*Data entries*.
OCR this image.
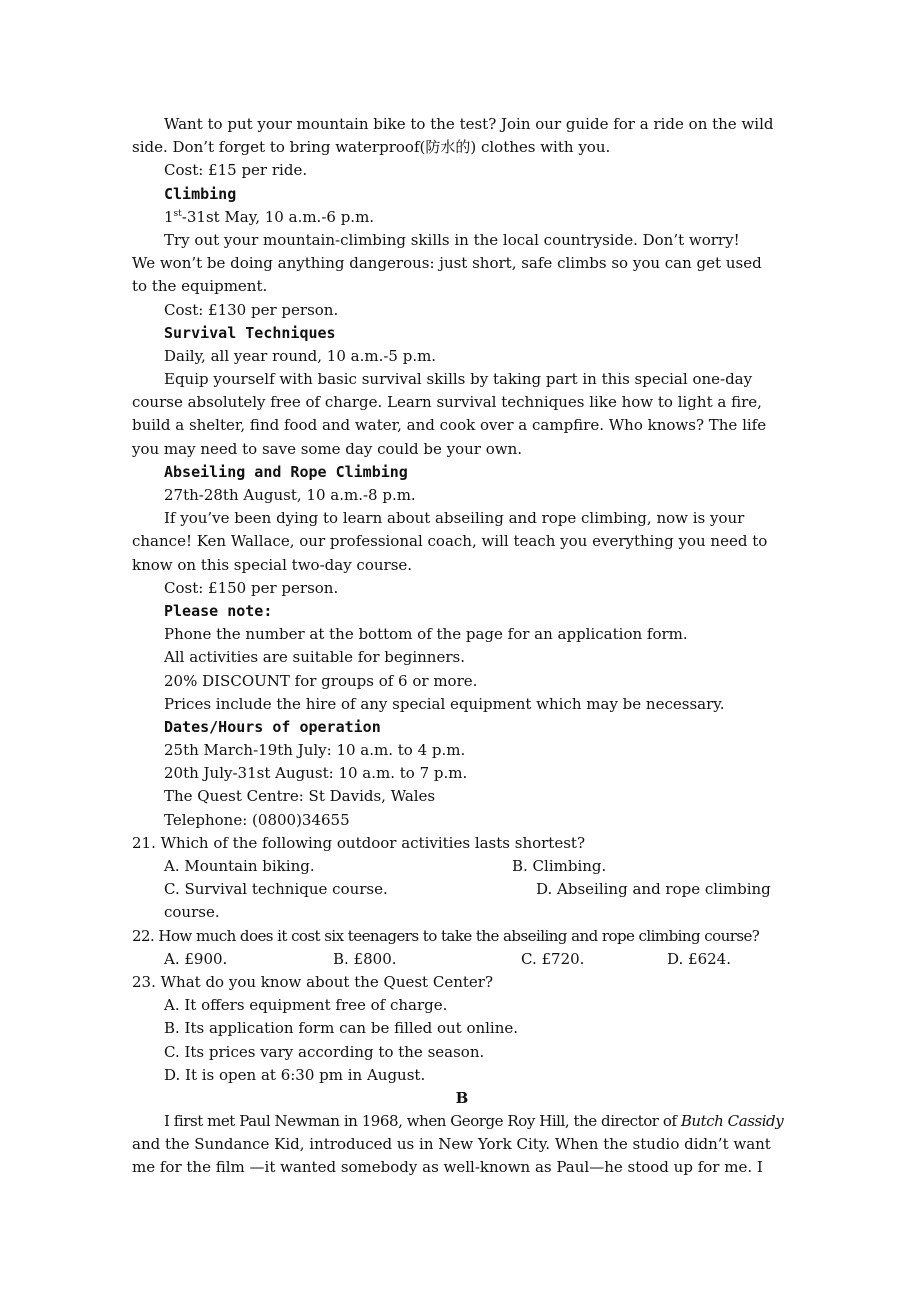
Want to put your mountain bike to the test? Join our guide for a ride on the wild
side. Don’t forget to bring waterproof(防水的) clothes with you.
Cost: £15 per ride.
Climbing
1st-31st May, 10 a.m.-6 p.m.
Try out your mountain-climbing skills in the local countryside. Don’t worry!
We won’t be doing anything dangerous: just short, safe climbs so you can get used
to the equipment.
Cost: £130 per person.
Survival Techniques
Daily, all year round, 10 a.m.-5 p.m.
Equip yourself with basic survival skills by taking part in this special one-day
course absolutely free of charge. Learn survival techniques like how to light a fire,
build a shelter, find food and water, and cook over a campfire. Who knows? The life
you may need to save some day could be your own.
Abseiling and Rope Climbing
27th-28th August, 10 a.m.-8 p.m.
If you’ve been dying to learn about abseiling and rope climbing, now is your
chance! Ken Wallace, our professional coach, will teach you everything you need to
know on this special two-day course.
Cost: £150 per person.
Please note:
Phone the number at the bottom of the page for an application form.
All activities are suitable for beginners.
20% DISCOUNT for groups of 6 or more.
Prices include the hire of any special equipment which may be necessary.
Dates/Hours of operation
25th March-19th July: 10 a.m. to 4 p.m.
20th July-31st August: 10 a.m. to 7 p.m.
The Quest Centre: St Davids, Wales
Telephone: (0800)34655
21. Which of the following outdoor activities lasts shortest?
A. Mountain biking.	B. Climbing.
C. Survival technique course.	D. Abseiling and rope climbing
course.
22. How much does it cost six teenagers to take the abseiling and rope climbing course?
A. £900.	B. £800.	C. £720.	D. £624.
23. What do you know about the Quest Center?
A. It offers equipment free of charge.
B. Its application form can be filled out online.
C. Its prices vary according to the season.
D. It is open at 6:30 pm in August.
B
I first met Paul Newman in 1968, when George Roy Hill, the director of Butch Cassidy
and the Sundance Kid, introduced us in New York City. When the studio didn’t want
me for the film —it wanted somebody as well-known as Paul—he stood up for me. I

*Required work*.
Omit any images, then output the listing exactly.

*Response to this exercise*.
OCR this image.
Want to put your mountain bike to the test? Join our guide for a ride on the wild
side. Don’t forget to bring waterproof(防水的) clothes with you.
Cost: £15 per ride.
Climbing
1st-31st May, 10 a.m.-6 p.m.
Try out your mountain-climbing skills in the local countryside. Don’t worry!
We won’t be doing anything dangerous: just short, safe climbs so you can get used
to the equipment.
Cost: £130 per person.
Survival Techniques
Daily, all year round, 10 a.m.-5 p.m.
Equip yourself with basic survival skills by taking part in this special one-day
course absolutely free of charge. Learn survival techniques like how to light a fire,
build a shelter, find food and water, and cook over a campfire. Who knows? The life
you may need to save some day could be your own.
Abseiling and Rope Climbing
27th-28th August, 10 a.m.-8 p.m.
If you’ve been dying to learn about abseiling and rope climbing, now is your
chance! Ken Wallace, our professional coach, will teach you everything you need to
know on this special two-day course.
Cost: £150 per person.
Please note:
Phone the number at the bottom of the page for an application form.
All activities are suitable for beginners.
20% DISCOUNT for groups of 6 or more.
Prices include the hire of any special equipment which may be necessary.
Dates/Hours of operation
25th March-19th July: 10 a.m. to 4 p.m.
20th July-31st August: 10 a.m. to 7 p.m.
The Quest Centre: St Davids, Wales
Telephone: (0800)34655
21. Which of the following outdoor activities lasts shortest?
A. Mountain biking.	B. Climbing.
C. Survival technique course.	D. Abseiling and rope climbing
course.
22. How much does it cost six teenagers to take the abseiling and rope climbing course?
A. £900.	B. £800.	C. £720.	D. £624.
23. What do you know about the Quest Center?
A. It offers equipment free of charge.
B. Its application form can be filled out online.
C. Its prices vary according to the season.
D. It is open at 6:30 pm in August.
B
I first met Paul Newman in 1968, when George Roy Hill, the director of Butch Cassidy
and the Sundance Kid, introduced us in New York City. When the studio didn’t want
me for the film —it wanted somebody as well-known as Paul—he stood up for me. I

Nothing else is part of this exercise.